Objectives:
(a) In the thread on apartment living, list the household items that, according to the text, every person now has their own set of.
(b) Return, word for word, the passage of the thread on apartment living that opens with the words containing "Another fun fact: commoners" and closes with "in the building.".

Text:
◇ ◇ ◇ ◇

Suprised me to learn that the top floors were the cheapest because the buildings were made of wood with no organized fire service and burned down all the time, so being upstairs was a death sentence.


Another fun fact: commoners in Rome mostly ate out at cafes all around the city - like soup kitchens. Having a kitchen and cooking was reserved for wealthier people.


Reading letters from the late 1800's and early 1900's this was true in European cities at least among some classes of people. There might be one(?) kitchen in the building.

I think every single apartment having its own kitchen and every person having their own set of cutlery/dishware/pots/pans/etc is very, very new.


> Suprised me to learn that the top floors were the cheapest because the buildings were made of wood with no organized fire service and burned down all the time, so being upstairs was a death sentence.

The top floors in most prewar walkups in NYC are the cheapest today, even though all have sturdy fire escapes. People don't want to walk up 5 flights of stairs every day, and they also get swelteringly hot on the top floors during the summer, whereas lower floors stay cooler.


>People don't want to walk up 5 flights of stairs every day, and they also get swelteringly hot on the top floors during the summer, whereas lower floors stay cooler.

◇ ◇ ◇ ◇

Supplied data:
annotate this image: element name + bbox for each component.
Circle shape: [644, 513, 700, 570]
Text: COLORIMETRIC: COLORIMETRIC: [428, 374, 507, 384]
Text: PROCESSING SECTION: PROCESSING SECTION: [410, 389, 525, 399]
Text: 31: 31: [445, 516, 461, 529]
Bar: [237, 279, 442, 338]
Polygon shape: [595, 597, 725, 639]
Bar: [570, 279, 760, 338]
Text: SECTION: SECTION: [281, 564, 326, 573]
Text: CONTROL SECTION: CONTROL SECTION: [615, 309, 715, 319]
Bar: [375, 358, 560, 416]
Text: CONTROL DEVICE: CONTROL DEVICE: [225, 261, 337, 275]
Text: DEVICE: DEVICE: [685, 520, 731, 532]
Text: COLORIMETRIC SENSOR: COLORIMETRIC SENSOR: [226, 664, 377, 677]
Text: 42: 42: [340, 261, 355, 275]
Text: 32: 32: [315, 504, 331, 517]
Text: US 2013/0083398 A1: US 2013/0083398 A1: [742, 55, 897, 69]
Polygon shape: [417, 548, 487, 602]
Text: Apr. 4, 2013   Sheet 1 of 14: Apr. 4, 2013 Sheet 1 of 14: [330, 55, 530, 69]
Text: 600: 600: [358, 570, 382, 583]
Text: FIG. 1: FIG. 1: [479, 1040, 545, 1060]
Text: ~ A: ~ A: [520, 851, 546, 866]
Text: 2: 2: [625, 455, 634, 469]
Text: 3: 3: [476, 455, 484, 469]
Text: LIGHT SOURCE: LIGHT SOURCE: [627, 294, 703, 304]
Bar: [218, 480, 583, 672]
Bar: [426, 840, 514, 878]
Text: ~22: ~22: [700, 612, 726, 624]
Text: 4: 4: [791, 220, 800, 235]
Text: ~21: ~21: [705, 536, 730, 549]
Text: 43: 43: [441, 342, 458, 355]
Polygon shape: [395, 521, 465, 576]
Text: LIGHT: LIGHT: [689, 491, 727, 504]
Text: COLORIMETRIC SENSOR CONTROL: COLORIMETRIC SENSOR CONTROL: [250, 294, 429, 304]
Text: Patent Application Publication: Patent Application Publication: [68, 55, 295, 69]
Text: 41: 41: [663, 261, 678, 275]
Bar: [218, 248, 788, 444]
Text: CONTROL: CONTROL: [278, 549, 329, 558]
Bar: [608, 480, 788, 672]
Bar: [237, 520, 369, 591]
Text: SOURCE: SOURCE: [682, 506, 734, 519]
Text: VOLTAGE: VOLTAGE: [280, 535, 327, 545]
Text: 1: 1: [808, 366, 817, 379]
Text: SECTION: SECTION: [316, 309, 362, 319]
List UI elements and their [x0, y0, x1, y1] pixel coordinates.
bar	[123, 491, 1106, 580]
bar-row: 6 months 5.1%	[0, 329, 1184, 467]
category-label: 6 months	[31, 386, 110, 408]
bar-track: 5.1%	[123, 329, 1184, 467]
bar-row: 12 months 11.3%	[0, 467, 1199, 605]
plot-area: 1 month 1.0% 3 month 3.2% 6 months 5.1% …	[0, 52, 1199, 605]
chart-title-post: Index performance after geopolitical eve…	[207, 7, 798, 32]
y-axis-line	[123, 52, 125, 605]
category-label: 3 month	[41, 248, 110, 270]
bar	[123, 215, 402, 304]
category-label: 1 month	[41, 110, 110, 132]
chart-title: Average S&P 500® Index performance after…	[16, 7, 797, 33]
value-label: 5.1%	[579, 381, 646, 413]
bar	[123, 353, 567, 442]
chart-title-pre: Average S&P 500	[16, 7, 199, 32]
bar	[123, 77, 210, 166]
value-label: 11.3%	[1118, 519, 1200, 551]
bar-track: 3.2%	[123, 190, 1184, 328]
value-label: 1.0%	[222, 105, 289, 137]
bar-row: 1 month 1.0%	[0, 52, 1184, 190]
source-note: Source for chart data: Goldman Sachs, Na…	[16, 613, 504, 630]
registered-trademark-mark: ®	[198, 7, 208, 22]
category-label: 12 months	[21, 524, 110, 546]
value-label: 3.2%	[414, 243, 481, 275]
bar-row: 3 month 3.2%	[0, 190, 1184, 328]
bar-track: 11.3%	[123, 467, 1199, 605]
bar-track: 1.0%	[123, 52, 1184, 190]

◇ ◇ ◇ ◇

Solutions to each task:
(a) cutlery, dishware, pots, pans

(b)
Another fun fact: commoners in Rome mostly ate out at cafes all around the city - like soup kitchens. Having a kitchen and cooking was reserved for wealthier people.


Reading letters from the late 1800's and early 1900's this was true in European cities at least among some classes of people. There might be one(?) kitchen in the building.